> **Work to be completed**
Go through the material below and copy all lines with "color".

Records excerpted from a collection
╔══

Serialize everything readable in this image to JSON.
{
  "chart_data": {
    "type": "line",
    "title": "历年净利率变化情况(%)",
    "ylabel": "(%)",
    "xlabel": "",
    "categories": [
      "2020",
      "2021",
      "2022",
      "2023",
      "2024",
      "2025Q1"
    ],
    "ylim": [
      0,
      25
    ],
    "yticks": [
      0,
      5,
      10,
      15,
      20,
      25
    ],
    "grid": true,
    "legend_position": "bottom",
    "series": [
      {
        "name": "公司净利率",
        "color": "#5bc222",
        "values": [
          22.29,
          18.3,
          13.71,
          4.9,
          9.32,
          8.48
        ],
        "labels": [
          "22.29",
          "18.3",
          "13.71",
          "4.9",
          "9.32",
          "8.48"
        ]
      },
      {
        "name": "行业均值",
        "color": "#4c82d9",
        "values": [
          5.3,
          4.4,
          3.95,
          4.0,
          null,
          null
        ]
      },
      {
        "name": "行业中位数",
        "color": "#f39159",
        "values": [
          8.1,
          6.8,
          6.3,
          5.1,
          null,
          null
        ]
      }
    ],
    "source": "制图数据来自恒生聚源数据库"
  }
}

╚══

> **The completed task**
        "color": "#5bc222",
        "color": "#4c82d9",
        "color": "#f39159",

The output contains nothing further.